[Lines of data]
»»

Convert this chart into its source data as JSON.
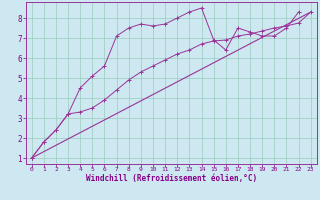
{
  "xlabel": "Windchill (Refroidissement éolien,°C)",
  "bg_color": "#cde8f0",
  "grid_color": "#99ccbb",
  "line_color": "#993399",
  "spine_color": "#993399",
  "xlim": [
    -0.5,
    23.5
  ],
  "ylim": [
    0.7,
    8.8
  ],
  "xticks": [
    0,
    1,
    2,
    3,
    4,
    5,
    6,
    7,
    8,
    9,
    10,
    11,
    12,
    13,
    14,
    15,
    16,
    17,
    18,
    19,
    20,
    21,
    22,
    23
  ],
  "yticks": [
    1,
    2,
    3,
    4,
    5,
    6,
    7,
    8
  ],
  "line1_x": [
    0,
    1,
    2,
    3,
    4,
    5,
    6,
    7,
    8,
    9,
    10,
    11,
    12,
    13,
    14,
    15,
    16,
    17,
    18,
    19,
    20,
    21,
    22,
    23
  ],
  "line1_y": [
    1.0,
    1.8,
    2.4,
    3.2,
    4.5,
    5.1,
    5.6,
    7.1,
    7.5,
    7.7,
    7.6,
    7.7,
    8.0,
    8.3,
    8.5,
    6.9,
    6.4,
    7.5,
    7.3,
    7.1,
    7.1,
    7.5,
    8.3,
    null
  ],
  "line2_x": [
    0,
    1,
    2,
    3,
    4,
    5,
    6,
    7,
    8,
    9,
    10,
    11,
    12,
    13,
    14,
    15,
    16,
    17,
    18,
    19,
    20,
    21,
    22,
    23
  ],
  "line2_y": [
    1.0,
    1.8,
    2.4,
    3.2,
    3.3,
    3.5,
    3.9,
    4.4,
    4.9,
    5.3,
    5.6,
    5.9,
    6.2,
    6.4,
    6.7,
    6.85,
    6.9,
    7.1,
    7.2,
    7.35,
    7.5,
    7.6,
    7.75,
    8.3
  ],
  "line3_x": [
    0,
    23
  ],
  "line3_y": [
    1.0,
    8.3
  ],
  "font_color": "#880088",
  "xlabel_fontsize": 5.5,
  "xtick_fontsize": 4.5,
  "ytick_fontsize": 5.5
}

««

Retype all the records shown above, character for character. Omit every picture.

Convert this chart into its source data as JSON.
{
  "xlabel": "Windchill (Refroidissement éolien,°C)",
  "bg_color": "#cde8f0",
  "grid_color": "#99ccbb",
  "line_color": "#993399",
  "spine_color": "#993399",
  "xlim": [
    -0.5,
    23.5
  ],
  "ylim": [
    0.7,
    8.8
  ],
  "xticks": [
    0,
    1,
    2,
    3,
    4,
    5,
    6,
    7,
    8,
    9,
    10,
    11,
    12,
    13,
    14,
    15,
    16,
    17,
    18,
    19,
    20,
    21,
    22,
    23
  ],
  "yticks": [
    1,
    2,
    3,
    4,
    5,
    6,
    7,
    8
  ],
  "line1_x": [
    0,
    1,
    2,
    3,
    4,
    5,
    6,
    7,
    8,
    9,
    10,
    11,
    12,
    13,
    14,
    15,
    16,
    17,
    18,
    19,
    20,
    21,
    22,
    23
  ],
  "line1_y": [
    1.0,
    1.8,
    2.4,
    3.2,
    4.5,
    5.1,
    5.6,
    7.1,
    7.5,
    7.7,
    7.6,
    7.7,
    8.0,
    8.3,
    8.5,
    6.9,
    6.4,
    7.5,
    7.3,
    7.1,
    7.1,
    7.5,
    8.3,
    null
  ],
  "line2_x": [
    0,
    1,
    2,
    3,
    4,
    5,
    6,
    7,
    8,
    9,
    10,
    11,
    12,
    13,
    14,
    15,
    16,
    17,
    18,
    19,
    20,
    21,
    22,
    23
  ],
  "line2_y": [
    1.0,
    1.8,
    2.4,
    3.2,
    3.3,
    3.5,
    3.9,
    4.4,
    4.9,
    5.3,
    5.6,
    5.9,
    6.2,
    6.4,
    6.7,
    6.85,
    6.9,
    7.1,
    7.2,
    7.35,
    7.5,
    7.6,
    7.75,
    8.3
  ],
  "line3_x": [
    0,
    23
  ],
  "line3_y": [
    1.0,
    8.3
  ],
  "font_color": "#880088",
  "xlabel_fontsize": 5.5,
  "xtick_fontsize": 4.5,
  "ytick_fontsize": 5.5
}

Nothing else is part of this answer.